## OBJECTIVE
From the entries below, list each line with "море".

## PROVIDED MATERIAL
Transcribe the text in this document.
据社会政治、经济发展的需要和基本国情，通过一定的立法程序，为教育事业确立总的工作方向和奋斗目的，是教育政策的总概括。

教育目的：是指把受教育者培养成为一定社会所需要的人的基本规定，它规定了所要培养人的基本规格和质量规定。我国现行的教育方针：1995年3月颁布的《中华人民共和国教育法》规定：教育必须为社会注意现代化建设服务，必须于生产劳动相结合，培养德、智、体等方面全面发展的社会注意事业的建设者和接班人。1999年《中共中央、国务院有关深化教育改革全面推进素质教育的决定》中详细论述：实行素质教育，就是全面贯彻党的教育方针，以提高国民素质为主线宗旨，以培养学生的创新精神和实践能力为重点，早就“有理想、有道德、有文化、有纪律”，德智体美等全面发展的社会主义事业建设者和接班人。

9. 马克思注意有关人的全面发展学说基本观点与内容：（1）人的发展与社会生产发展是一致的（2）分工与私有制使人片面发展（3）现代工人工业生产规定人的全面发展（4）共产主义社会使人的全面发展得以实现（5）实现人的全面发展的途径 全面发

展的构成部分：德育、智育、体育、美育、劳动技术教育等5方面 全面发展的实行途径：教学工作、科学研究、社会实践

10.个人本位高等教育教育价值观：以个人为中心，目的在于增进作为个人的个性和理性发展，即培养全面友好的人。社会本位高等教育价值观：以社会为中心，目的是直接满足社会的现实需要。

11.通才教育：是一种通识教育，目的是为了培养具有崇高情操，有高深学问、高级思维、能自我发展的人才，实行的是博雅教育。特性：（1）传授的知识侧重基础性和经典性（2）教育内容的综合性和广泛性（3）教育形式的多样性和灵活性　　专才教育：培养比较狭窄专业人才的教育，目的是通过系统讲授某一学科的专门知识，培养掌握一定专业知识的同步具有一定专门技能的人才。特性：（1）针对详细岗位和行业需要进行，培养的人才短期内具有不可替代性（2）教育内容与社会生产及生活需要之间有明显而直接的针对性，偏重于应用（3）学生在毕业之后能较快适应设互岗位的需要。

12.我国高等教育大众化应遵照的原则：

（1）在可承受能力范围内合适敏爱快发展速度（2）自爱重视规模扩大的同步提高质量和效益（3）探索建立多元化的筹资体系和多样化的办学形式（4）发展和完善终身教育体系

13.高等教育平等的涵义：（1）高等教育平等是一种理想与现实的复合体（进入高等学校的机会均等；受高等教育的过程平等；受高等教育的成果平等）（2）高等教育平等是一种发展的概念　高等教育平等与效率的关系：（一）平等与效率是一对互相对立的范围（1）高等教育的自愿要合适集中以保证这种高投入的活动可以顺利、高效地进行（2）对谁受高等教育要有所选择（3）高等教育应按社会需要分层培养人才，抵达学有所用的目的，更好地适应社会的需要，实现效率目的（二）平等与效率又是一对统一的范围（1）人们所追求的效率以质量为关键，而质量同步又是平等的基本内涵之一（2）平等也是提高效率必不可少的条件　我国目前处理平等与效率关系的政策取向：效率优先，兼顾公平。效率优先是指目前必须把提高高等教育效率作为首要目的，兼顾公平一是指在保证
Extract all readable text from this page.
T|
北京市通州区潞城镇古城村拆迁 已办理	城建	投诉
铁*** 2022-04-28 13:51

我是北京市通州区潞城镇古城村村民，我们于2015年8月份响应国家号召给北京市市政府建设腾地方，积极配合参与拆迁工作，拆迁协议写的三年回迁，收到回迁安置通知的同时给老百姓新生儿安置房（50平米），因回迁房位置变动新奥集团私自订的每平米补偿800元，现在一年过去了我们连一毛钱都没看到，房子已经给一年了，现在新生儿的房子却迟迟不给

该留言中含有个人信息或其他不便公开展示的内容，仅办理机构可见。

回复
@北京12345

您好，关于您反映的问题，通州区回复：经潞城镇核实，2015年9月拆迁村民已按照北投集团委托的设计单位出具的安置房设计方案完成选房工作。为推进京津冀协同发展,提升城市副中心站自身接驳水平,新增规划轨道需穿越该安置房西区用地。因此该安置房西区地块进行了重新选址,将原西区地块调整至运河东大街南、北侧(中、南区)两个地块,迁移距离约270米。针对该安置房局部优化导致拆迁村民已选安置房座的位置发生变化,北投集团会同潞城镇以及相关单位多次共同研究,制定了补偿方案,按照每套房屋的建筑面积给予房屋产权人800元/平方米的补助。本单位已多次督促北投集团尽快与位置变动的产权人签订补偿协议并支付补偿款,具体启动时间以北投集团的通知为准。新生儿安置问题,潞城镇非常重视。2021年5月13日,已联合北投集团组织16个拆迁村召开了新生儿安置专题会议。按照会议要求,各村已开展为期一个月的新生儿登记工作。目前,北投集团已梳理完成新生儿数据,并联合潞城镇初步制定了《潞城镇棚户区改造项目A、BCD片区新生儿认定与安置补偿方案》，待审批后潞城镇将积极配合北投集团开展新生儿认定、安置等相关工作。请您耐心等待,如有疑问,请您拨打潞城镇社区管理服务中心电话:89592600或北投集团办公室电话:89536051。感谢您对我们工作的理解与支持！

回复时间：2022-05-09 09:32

* * *

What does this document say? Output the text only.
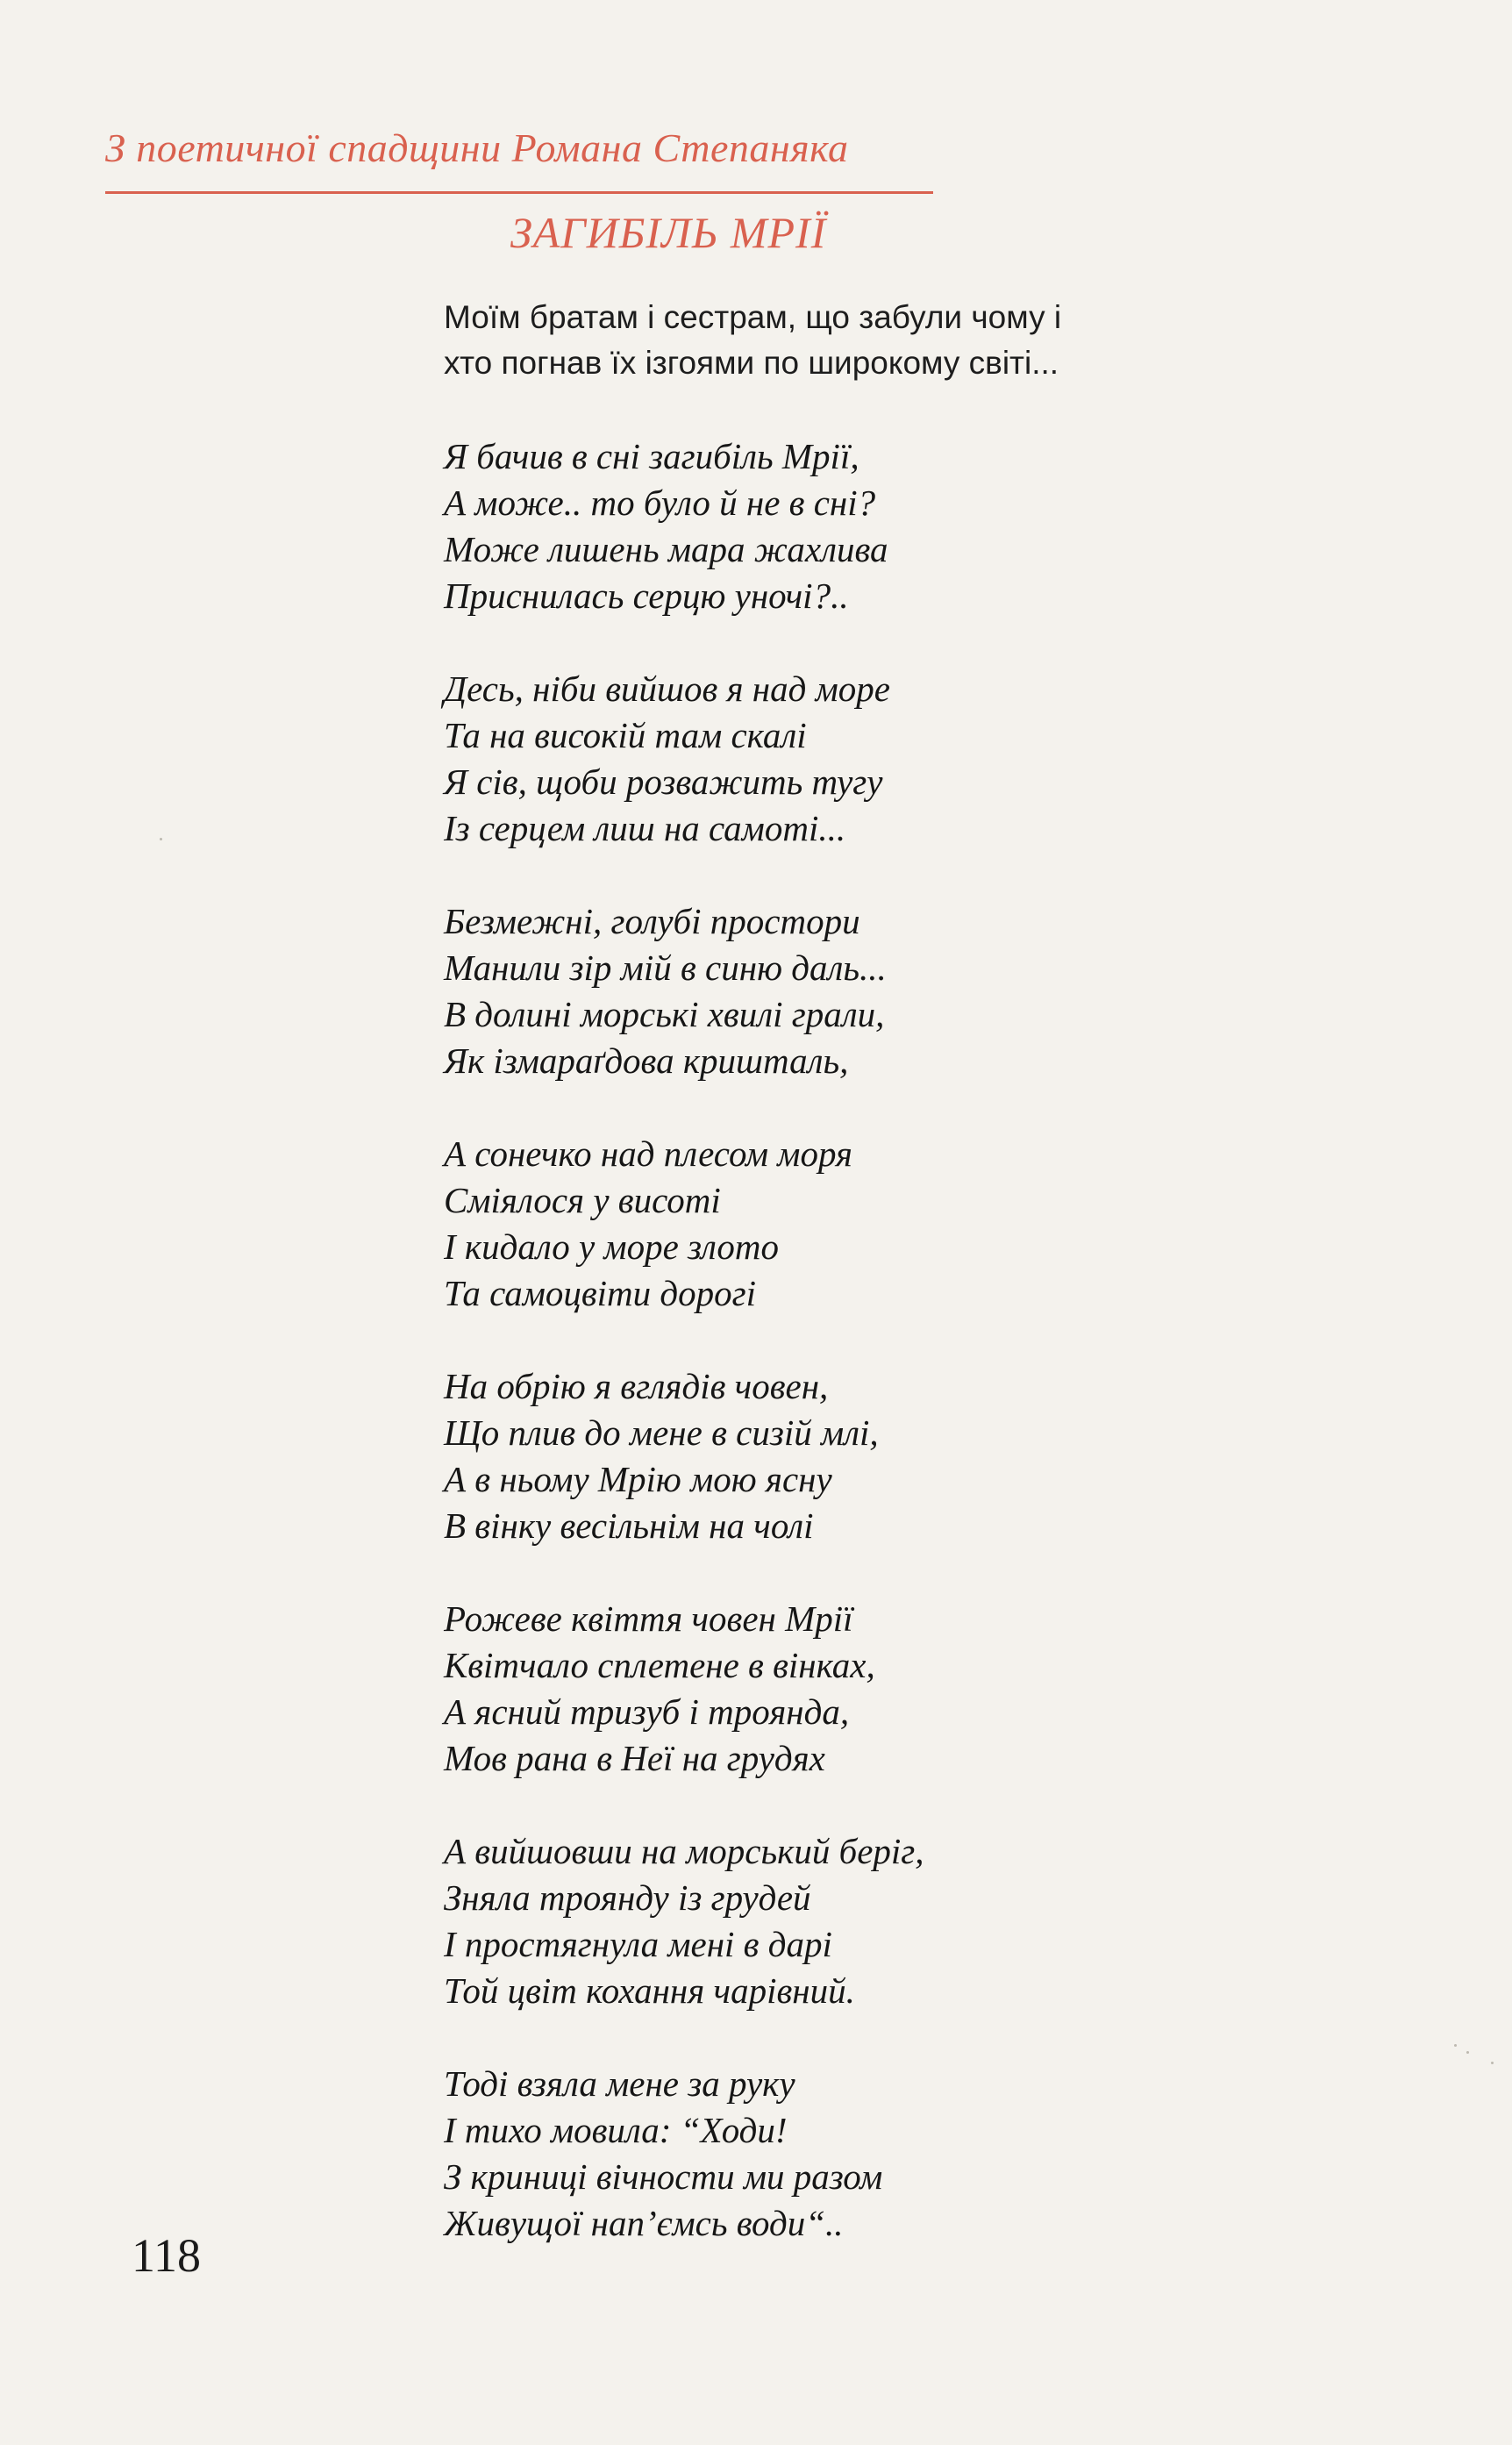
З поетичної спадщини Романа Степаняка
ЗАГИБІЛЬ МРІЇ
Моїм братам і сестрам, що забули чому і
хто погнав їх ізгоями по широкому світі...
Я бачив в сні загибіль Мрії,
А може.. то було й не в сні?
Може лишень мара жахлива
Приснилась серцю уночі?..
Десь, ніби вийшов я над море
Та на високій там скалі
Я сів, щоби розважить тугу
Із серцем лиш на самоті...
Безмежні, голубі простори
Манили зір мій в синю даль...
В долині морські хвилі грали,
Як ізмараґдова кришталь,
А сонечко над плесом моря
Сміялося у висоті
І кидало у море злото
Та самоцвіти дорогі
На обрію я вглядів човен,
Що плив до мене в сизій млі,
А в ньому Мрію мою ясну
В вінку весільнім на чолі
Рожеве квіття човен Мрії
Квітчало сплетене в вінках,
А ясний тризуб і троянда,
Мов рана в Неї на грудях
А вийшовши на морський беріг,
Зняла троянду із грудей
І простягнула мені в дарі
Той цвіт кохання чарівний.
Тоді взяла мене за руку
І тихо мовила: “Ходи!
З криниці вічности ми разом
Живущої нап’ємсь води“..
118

---

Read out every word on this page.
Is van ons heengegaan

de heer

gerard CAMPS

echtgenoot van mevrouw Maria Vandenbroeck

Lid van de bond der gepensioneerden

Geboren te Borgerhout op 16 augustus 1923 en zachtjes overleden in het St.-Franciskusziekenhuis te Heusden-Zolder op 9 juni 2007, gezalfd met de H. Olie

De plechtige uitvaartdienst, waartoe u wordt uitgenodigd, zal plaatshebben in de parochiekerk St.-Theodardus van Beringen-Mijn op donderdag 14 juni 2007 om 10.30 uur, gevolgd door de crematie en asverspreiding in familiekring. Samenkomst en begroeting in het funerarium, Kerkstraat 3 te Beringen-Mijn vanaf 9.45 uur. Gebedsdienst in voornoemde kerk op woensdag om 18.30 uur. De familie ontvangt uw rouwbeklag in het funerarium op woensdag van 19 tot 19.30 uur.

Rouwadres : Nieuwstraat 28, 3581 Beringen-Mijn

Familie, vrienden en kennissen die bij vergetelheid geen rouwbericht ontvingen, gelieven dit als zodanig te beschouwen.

## SOLUTION BELOW
Десь, ніби вийшов я над море
І кидало у море злото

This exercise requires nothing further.